# WHAT THE TASK REQUIRES
Using the records below, locate all lines containing "your" and return them.

# TASK DATA
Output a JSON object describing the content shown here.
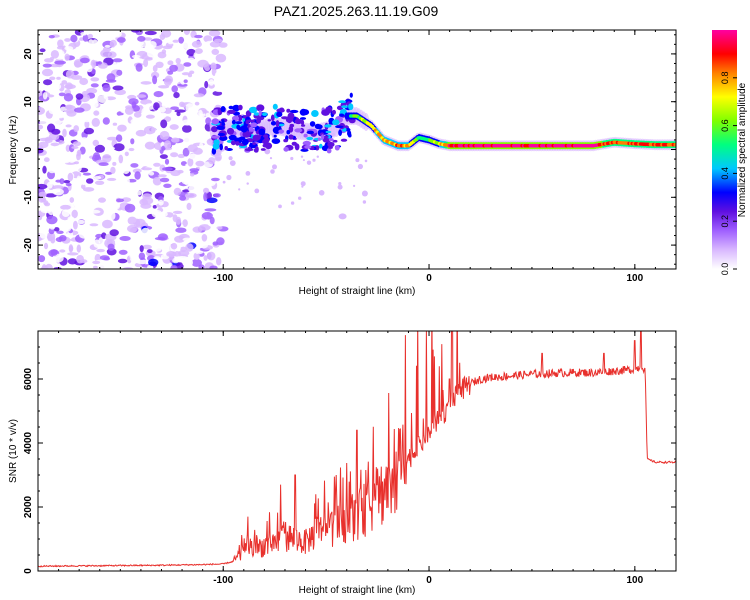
{
  "title": "PAZ1.2025.263.11.19.G09",
  "chart_data": [
    {
      "type": "heatmap",
      "panel": "spectrogram",
      "title": "PAZ1.2025.263.11.19.G09",
      "xlabel": "Height of straight line (km)",
      "ylabel": "Frequency (Hz)",
      "xlim": [
        -190,
        120
      ],
      "ylim": [
        -25,
        25
      ],
      "xticks": [
        -100,
        0,
        100
      ],
      "xtick_labels": [
        "-100",
        "0",
        "100"
      ],
      "yticks": [
        20,
        10,
        0,
        -10,
        -20
      ],
      "ytick_labels": [
        "20",
        "10",
        "0",
        "-10",
        "-20"
      ],
      "colorbar": {
        "label": "Normalized spectral amplitude",
        "range": [
          0.0,
          1.0
        ],
        "ticks": [
          0.0,
          0.2,
          0.4,
          0.6,
          0.8
        ],
        "tick_labels": [
          "0.0",
          "0.2",
          "0.4",
          "0.6",
          "0.8"
        ],
        "colors": [
          "#ffffff",
          "#d9b8ff",
          "#a060ff",
          "#6010e0",
          "#0000ff",
          "#00c8ff",
          "#00ff80",
          "#80ff00",
          "#ffff00",
          "#ff8000",
          "#ff0000",
          "#ff00a0"
        ]
      },
      "ridge": {
        "height_km": [
          -105,
          -95,
          -85,
          -75,
          -65,
          -55,
          -45,
          -40,
          -35,
          -28,
          -22,
          -15,
          -10,
          -5,
          0,
          5,
          10,
          20,
          30,
          40,
          50,
          60,
          70,
          80,
          90,
          100,
          110,
          120
        ],
        "frequency_hz": [
          4,
          4.5,
          4,
          5,
          4,
          3.5,
          4.5,
          7,
          7,
          5,
          2,
          0.8,
          0.8,
          2.5,
          2,
          1.2,
          0.8,
          0.8,
          0.8,
          0.8,
          0.8,
          0.8,
          0.8,
          0.8,
          1.5,
          1.2,
          1,
          1
        ],
        "amplitude": [
          0.25,
          0.3,
          0.3,
          0.35,
          0.3,
          0.3,
          0.35,
          0.5,
          0.6,
          0.7,
          0.75,
          0.8,
          0.75,
          0.55,
          0.6,
          0.7,
          0.9,
          0.95,
          0.95,
          0.95,
          0.95,
          0.95,
          0.95,
          0.95,
          0.8,
          0.85,
          0.85,
          0.85
        ]
      },
      "noise_region_km": [
        -190,
        -100
      ]
    },
    {
      "type": "line",
      "panel": "snr",
      "xlabel": "Height of straight line (km)",
      "ylabel": "SNR (10 * v/v)",
      "xlim": [
        -190,
        120
      ],
      "ylim": [
        0,
        7500
      ],
      "xticks": [
        -100,
        0,
        100
      ],
      "xtick_labels": [
        "-100",
        "0",
        "100"
      ],
      "yticks": [
        0,
        2000,
        4000,
        6000
      ],
      "ytick_labels": [
        "0",
        "2000",
        "4000",
        "6000"
      ],
      "series": [
        {
          "name": "SNR",
          "color": "#e8302c",
          "x": [
            -190,
            -170,
            -150,
            -130,
            -110,
            -100,
            -95,
            -90,
            -85,
            -80,
            -75,
            -70,
            -65,
            -60,
            -55,
            -50,
            -45,
            -40,
            -35,
            -30,
            -25,
            -20,
            -15,
            -10,
            -5,
            0,
            5,
            10,
            15,
            20,
            25,
            30,
            40,
            50,
            60,
            70,
            80,
            90,
            100,
            103,
            105,
            106,
            108,
            110,
            115,
            120
          ],
          "y": [
            150,
            160,
            170,
            180,
            200,
            220,
            300,
            600,
            700,
            800,
            900,
            1100,
            1000,
            900,
            1200,
            1300,
            1400,
            1600,
            1700,
            2000,
            2300,
            2700,
            3100,
            3500,
            3900,
            4300,
            4700,
            5200,
            5600,
            5850,
            6000,
            6050,
            6100,
            6150,
            6180,
            6200,
            6200,
            6250,
            6300,
            6400,
            6300,
            3500,
            3450,
            3400,
            3400,
            3400
          ],
          "spikes": [
            {
              "x": -88,
              "y": 1700
            },
            {
              "x": -72,
              "y": 2700
            },
            {
              "x": -65,
              "y": 3000
            },
            {
              "x": -55,
              "y": 2400
            },
            {
              "x": -45,
              "y": 3000
            },
            {
              "x": -35,
              "y": 4400
            },
            {
              "x": -25,
              "y": 3200
            },
            {
              "x": -15,
              "y": 3500
            },
            {
              "x": -5,
              "y": 4200
            },
            {
              "x": 5,
              "y": 6400
            },
            {
              "x": 10,
              "y": 6000
            },
            {
              "x": 55,
              "y": 6800
            },
            {
              "x": 85,
              "y": 6800
            },
            {
              "x": 100,
              "y": 7200
            },
            {
              "x": 103,
              "y": 7600
            }
          ]
        }
      ]
    }
  ]
}
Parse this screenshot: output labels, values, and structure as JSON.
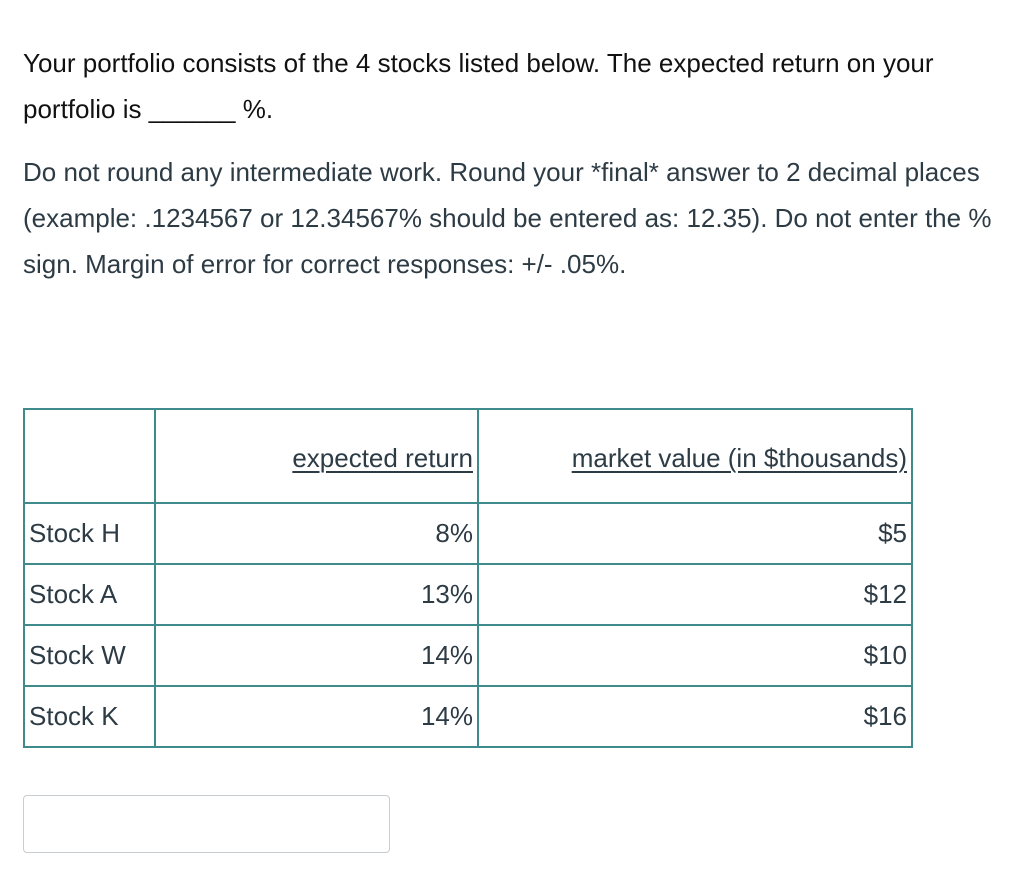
{
  "question": {
    "line1": "Your portfolio consists of the 4 stocks listed below.  The expected return on your portfolio is  ______ %.",
    "line2": "Do not round any intermediate work.  Round your *final* answer to 2 decimal places (example: .1234567 or 12.34567% should be entered as: 12.35).  Do not enter the % sign.  Margin of error for correct responses: +/- .05%."
  },
  "table": {
    "headers": [
      "",
      "expected return",
      "market value (in $thousands)"
    ],
    "rows": [
      [
        "Stock H",
        "8%",
        "$5"
      ],
      [
        "Stock A",
        "13%",
        "$12"
      ],
      [
        "Stock W",
        "14%",
        "$10"
      ],
      [
        "Stock K",
        "14%",
        "$16"
      ]
    ]
  },
  "answer": {
    "value": "",
    "placeholder": ""
  },
  "colors": {
    "table_border": "#3f8a8a",
    "text": "#2d3b45"
  }
}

# REPLY
    "line1": "Your portfolio consists of the 4 stocks listed below.  The expected return on your portfolio is  ______ %.",
    "line2": "Do not round any intermediate work.  Round your *final* answer to 2 decimal places (example: .1234567 or 12.34567% should be entered as: 12.35).  Do not enter the % sign.  Margin of error for correct responses: +/- .05%."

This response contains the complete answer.